**The task**
Leave out every picture, then transcribe the rest of the listing exactly.

═════ Listed entries

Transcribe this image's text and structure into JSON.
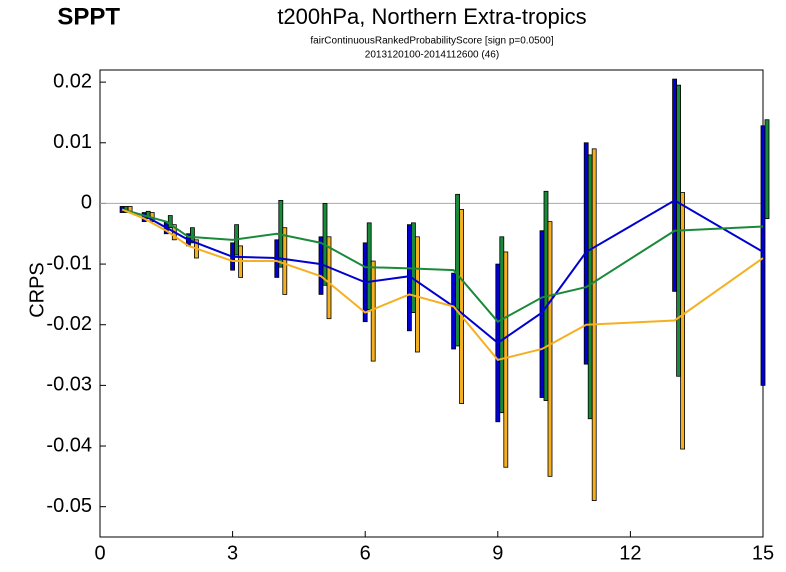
{
  "chart_data": {
    "type": "line",
    "corner_label": "SPPT",
    "title": "t200hPa,  Northern Extra-tropics",
    "subtitle": "fairContinuousRankedProbabilityScore [sign p=0.0500]",
    "subtitle2": "2013120100-2014112600 (46)",
    "y_label": "CRPS",
    "x": [
      0.5,
      1,
      1.5,
      2,
      3,
      4,
      5,
      6,
      7,
      8,
      9,
      10,
      11,
      13,
      15
    ],
    "xlim": [
      0,
      15
    ],
    "xticks": [
      0,
      3,
      6,
      9,
      12,
      15
    ],
    "ylim": [
      -0.055,
      0.022
    ],
    "yticks": [
      0.02,
      0.01,
      0,
      -0.01,
      -0.02,
      -0.03,
      -0.04,
      -0.05
    ],
    "zero_line": true,
    "series": [
      {
        "color": "#0000d0",
        "values": [
          -0.001,
          -0.002,
          -0.004,
          -0.006,
          -0.0088,
          -0.009,
          -0.01,
          -0.013,
          -0.012,
          -0.017,
          -0.023,
          -0.018,
          -0.008,
          0.0005,
          -0.008
        ],
        "low": [
          -0.0015,
          -0.003,
          -0.005,
          -0.007,
          -0.011,
          -0.0122,
          -0.015,
          -0.0195,
          -0.021,
          -0.024,
          -0.036,
          -0.032,
          -0.0265,
          -0.0145,
          -0.03
        ],
        "high": [
          -0.0005,
          -0.0015,
          -0.003,
          -0.005,
          -0.0065,
          -0.006,
          -0.0055,
          -0.0065,
          -0.0035,
          -0.0115,
          -0.01,
          -0.0045,
          0.01,
          0.0205,
          0.0128
        ]
      },
      {
        "color": "#1a8a3a",
        "values": [
          -0.001,
          -0.002,
          -0.003,
          -0.0055,
          -0.006,
          -0.005,
          -0.0065,
          -0.0105,
          -0.0107,
          -0.011,
          -0.0195,
          -0.0155,
          -0.0138,
          -0.0045,
          -0.0038
        ],
        "low": [
          -0.0015,
          -0.0025,
          -0.004,
          -0.0065,
          -0.0085,
          -0.0105,
          -0.0135,
          -0.0175,
          -0.018,
          -0.0235,
          -0.0345,
          -0.0325,
          -0.0355,
          -0.0285,
          -0.0025
        ],
        "high": [
          -0.0005,
          -0.0013,
          -0.002,
          -0.004,
          -0.0035,
          0.0005,
          0.0,
          -0.0032,
          -0.0032,
          0.0015,
          -0.0055,
          0.002,
          0.008,
          0.0195,
          0.0138
        ]
      },
      {
        "color": "#f5b021",
        "values": [
          -0.001,
          -0.0025,
          -0.0045,
          -0.007,
          -0.0095,
          -0.0095,
          -0.012,
          -0.018,
          -0.015,
          -0.017,
          -0.0258,
          -0.024,
          -0.02,
          -0.0193,
          -0.009
        ],
        "low": [
          -0.0015,
          -0.003,
          -0.006,
          -0.009,
          -0.0122,
          -0.015,
          -0.019,
          -0.026,
          -0.0245,
          -0.033,
          -0.0435,
          -0.045,
          -0.049,
          -0.0405,
          null
        ],
        "high": [
          -0.0005,
          -0.0015,
          -0.0035,
          -0.006,
          -0.007,
          -0.004,
          -0.0055,
          -0.0095,
          -0.0055,
          -0.001,
          -0.008,
          -0.003,
          0.009,
          0.0018,
          null
        ]
      }
    ]
  }
}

══════════

**Answer for the task**
Transcribe this image's text and structure into JSON.
{
  "chart_data": {
    "type": "line",
    "corner_label": "SPPT",
    "title": "t200hPa,  Northern Extra-tropics",
    "subtitle": "fairContinuousRankedProbabilityScore [sign p=0.0500]",
    "subtitle2": "2013120100-2014112600 (46)",
    "y_label": "CRPS",
    "x": [
      0.5,
      1,
      1.5,
      2,
      3,
      4,
      5,
      6,
      7,
      8,
      9,
      10,
      11,
      13,
      15
    ],
    "xlim": [
      0,
      15
    ],
    "xticks": [
      0,
      3,
      6,
      9,
      12,
      15
    ],
    "ylim": [
      -0.055,
      0.022
    ],
    "yticks": [
      0.02,
      0.01,
      0,
      -0.01,
      -0.02,
      -0.03,
      -0.04,
      -0.05
    ],
    "zero_line": true,
    "series": [
      {
        "color": "#0000d0",
        "values": [
          -0.001,
          -0.002,
          -0.004,
          -0.006,
          -0.0088,
          -0.009,
          -0.01,
          -0.013,
          -0.012,
          -0.017,
          -0.023,
          -0.018,
          -0.008,
          0.0005,
          -0.008
        ],
        "low": [
          -0.0015,
          -0.003,
          -0.005,
          -0.007,
          -0.011,
          -0.0122,
          -0.015,
          -0.0195,
          -0.021,
          -0.024,
          -0.036,
          -0.032,
          -0.0265,
          -0.0145,
          -0.03
        ],
        "high": [
          -0.0005,
          -0.0015,
          -0.003,
          -0.005,
          -0.0065,
          -0.006,
          -0.0055,
          -0.0065,
          -0.0035,
          -0.0115,
          -0.01,
          -0.0045,
          0.01,
          0.0205,
          0.0128
        ]
      },
      {
        "color": "#1a8a3a",
        "values": [
          -0.001,
          -0.002,
          -0.003,
          -0.0055,
          -0.006,
          -0.005,
          -0.0065,
          -0.0105,
          -0.0107,
          -0.011,
          -0.0195,
          -0.0155,
          -0.0138,
          -0.0045,
          -0.0038
        ],
        "low": [
          -0.0015,
          -0.0025,
          -0.004,
          -0.0065,
          -0.0085,
          -0.0105,
          -0.0135,
          -0.0175,
          -0.018,
          -0.0235,
          -0.0345,
          -0.0325,
          -0.0355,
          -0.0285,
          -0.0025
        ],
        "high": [
          -0.0005,
          -0.0013,
          -0.002,
          -0.004,
          -0.0035,
          0.0005,
          0.0,
          -0.0032,
          -0.0032,
          0.0015,
          -0.0055,
          0.002,
          0.008,
          0.0195,
          0.0138
        ]
      },
      {
        "color": "#f5b021",
        "values": [
          -0.001,
          -0.0025,
          -0.0045,
          -0.007,
          -0.0095,
          -0.0095,
          -0.012,
          -0.018,
          -0.015,
          -0.017,
          -0.0258,
          -0.024,
          -0.02,
          -0.0193,
          -0.009
        ],
        "low": [
          -0.0015,
          -0.003,
          -0.006,
          -0.009,
          -0.0122,
          -0.015,
          -0.019,
          -0.026,
          -0.0245,
          -0.033,
          -0.0435,
          -0.045,
          -0.049,
          -0.0405,
          null
        ],
        "high": [
          -0.0005,
          -0.0015,
          -0.0035,
          -0.006,
          -0.007,
          -0.004,
          -0.0055,
          -0.0095,
          -0.0055,
          -0.001,
          -0.008,
          -0.003,
          0.009,
          0.0018,
          null
        ]
      }
    ]
  }
}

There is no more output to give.